Travail demandé>
Recopiez le passage de l'article sur la pensée face au défi climatique compris entre « Face au désastre » et « (façon Le Monde) », bornes incluses.

Article>
• • • •
• Penser et agir dans un monde en feu
    https://www.lemonde.fr/idees/article/2022/09/23/climat-penser-et-agir-dans-un-monde-en-feu_6142831_3232.html

    Face au désastre écologique qui affecte désormais le quotidien et l’intimité de tous les contemporains, nombre d’intellectuels opèrent un « tournant géologique » afin de forger des récits capables de relever le défi climatique.

    #écologie #écologie_politique #écosophie #livres #note_de_lecture (façon Le Monde)
• • • •
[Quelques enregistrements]
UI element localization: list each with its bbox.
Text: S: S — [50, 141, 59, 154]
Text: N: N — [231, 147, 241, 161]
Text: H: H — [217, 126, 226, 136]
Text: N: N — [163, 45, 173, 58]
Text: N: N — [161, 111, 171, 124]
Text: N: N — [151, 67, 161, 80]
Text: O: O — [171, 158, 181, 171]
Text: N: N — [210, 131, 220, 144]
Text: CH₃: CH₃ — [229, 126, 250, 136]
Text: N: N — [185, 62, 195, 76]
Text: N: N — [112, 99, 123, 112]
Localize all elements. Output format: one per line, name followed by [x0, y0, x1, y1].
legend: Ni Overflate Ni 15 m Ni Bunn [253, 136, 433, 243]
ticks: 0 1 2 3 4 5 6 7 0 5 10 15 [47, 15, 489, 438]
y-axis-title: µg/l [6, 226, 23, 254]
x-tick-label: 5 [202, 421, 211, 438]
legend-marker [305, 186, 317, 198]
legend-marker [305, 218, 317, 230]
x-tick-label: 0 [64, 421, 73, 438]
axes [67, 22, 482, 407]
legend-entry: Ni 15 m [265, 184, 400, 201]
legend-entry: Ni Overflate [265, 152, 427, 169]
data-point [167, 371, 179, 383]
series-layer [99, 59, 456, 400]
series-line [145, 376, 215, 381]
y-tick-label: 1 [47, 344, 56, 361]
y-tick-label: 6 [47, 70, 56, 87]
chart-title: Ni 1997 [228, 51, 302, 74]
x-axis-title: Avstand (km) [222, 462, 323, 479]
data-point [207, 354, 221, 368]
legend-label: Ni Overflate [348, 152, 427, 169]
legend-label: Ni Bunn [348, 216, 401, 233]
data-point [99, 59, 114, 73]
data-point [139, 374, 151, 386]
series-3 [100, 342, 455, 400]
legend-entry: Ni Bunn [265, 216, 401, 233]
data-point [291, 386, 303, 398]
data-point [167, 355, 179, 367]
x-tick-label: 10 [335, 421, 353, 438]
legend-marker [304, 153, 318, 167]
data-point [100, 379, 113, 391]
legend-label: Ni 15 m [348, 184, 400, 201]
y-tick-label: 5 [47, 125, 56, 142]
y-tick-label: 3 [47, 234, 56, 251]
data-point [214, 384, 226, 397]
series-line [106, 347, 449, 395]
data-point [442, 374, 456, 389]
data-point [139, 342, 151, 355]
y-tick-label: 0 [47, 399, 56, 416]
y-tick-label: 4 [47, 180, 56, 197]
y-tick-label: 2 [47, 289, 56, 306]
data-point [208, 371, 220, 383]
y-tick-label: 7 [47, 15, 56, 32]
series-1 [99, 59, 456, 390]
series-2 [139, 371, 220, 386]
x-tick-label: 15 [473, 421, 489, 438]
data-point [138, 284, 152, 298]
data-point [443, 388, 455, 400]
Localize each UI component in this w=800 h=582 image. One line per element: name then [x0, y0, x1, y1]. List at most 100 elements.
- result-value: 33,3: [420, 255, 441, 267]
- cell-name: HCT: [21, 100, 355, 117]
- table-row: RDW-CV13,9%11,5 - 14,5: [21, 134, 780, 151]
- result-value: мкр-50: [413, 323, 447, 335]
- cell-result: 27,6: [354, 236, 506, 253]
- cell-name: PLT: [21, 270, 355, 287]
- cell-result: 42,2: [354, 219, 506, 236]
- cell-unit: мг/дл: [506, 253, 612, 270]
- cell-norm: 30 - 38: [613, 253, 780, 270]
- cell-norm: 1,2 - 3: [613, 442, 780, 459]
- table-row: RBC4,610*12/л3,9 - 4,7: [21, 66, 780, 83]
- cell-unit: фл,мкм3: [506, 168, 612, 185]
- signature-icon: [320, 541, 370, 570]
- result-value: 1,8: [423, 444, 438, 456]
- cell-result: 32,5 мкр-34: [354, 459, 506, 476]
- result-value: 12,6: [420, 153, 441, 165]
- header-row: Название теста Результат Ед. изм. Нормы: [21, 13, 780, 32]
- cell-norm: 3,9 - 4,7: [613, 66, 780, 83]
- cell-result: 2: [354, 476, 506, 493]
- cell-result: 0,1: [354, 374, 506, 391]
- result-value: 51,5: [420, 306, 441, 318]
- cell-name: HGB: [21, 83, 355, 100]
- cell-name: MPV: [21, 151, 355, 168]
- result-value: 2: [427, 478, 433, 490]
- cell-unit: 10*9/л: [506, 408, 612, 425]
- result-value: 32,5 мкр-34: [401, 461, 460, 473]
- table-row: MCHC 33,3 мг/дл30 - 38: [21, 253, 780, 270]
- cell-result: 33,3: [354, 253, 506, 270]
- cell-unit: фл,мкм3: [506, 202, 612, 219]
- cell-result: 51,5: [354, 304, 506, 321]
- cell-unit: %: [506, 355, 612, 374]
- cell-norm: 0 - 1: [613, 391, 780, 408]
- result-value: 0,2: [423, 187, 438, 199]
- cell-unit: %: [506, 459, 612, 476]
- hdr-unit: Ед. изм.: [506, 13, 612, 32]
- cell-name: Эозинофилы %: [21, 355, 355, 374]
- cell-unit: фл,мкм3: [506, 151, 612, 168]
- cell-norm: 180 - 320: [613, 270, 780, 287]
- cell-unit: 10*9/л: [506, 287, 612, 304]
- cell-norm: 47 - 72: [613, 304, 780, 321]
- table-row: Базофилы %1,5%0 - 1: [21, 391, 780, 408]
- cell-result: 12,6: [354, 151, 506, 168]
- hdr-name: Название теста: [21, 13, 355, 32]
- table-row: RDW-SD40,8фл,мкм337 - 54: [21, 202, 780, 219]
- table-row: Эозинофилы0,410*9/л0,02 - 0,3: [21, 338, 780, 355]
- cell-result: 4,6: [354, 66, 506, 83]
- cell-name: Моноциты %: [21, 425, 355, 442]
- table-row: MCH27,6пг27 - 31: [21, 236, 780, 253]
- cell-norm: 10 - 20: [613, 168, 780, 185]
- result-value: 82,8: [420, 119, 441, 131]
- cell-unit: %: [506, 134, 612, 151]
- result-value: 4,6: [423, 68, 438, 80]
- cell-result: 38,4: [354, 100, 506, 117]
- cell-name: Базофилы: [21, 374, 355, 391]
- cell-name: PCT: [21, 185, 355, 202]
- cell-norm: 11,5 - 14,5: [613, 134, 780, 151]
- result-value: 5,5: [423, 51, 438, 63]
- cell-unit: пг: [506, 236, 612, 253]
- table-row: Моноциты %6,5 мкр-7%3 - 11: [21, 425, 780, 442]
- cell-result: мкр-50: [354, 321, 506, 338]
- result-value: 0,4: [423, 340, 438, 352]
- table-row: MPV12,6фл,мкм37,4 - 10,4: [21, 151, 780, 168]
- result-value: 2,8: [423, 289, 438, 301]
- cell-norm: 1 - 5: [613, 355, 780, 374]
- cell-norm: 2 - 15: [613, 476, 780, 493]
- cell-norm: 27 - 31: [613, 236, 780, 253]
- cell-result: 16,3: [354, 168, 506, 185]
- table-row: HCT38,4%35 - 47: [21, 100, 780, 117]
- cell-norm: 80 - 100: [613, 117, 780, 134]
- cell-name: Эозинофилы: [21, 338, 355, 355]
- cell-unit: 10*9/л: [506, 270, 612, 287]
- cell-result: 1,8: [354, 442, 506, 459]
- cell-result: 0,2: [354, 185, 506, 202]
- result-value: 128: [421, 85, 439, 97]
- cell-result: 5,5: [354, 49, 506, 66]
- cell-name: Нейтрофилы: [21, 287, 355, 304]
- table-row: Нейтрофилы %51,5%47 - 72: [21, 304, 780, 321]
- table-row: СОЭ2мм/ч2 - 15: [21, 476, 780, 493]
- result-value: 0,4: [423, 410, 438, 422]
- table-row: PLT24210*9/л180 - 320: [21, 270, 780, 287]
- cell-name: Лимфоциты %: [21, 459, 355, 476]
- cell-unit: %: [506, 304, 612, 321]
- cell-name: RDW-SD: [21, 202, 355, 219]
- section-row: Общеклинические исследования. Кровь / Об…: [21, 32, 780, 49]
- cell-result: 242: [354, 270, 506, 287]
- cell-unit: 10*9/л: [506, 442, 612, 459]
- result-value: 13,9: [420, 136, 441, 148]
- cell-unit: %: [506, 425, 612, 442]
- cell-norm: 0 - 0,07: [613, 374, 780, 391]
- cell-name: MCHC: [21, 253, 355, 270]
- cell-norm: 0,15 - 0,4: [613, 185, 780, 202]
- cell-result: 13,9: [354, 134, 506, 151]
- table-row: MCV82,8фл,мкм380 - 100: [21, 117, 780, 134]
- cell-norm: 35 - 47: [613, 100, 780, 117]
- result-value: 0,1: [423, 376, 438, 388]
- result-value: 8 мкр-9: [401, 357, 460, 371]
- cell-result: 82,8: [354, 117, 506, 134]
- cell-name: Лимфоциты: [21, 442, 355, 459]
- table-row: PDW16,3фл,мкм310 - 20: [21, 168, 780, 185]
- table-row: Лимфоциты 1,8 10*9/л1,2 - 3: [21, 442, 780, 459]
• • • •
Corrigé>
Face au désastre écologique qui affecte désormais le quotidien et l’intimité de tous les contemporains, nombre d’intellectuels opèrent un « tournant géologique » afin de forger des récits capables de relever le défi climatique.

    #écologie #écologie_politique #écosophie #livres #note_de_lecture (façon Le Monde)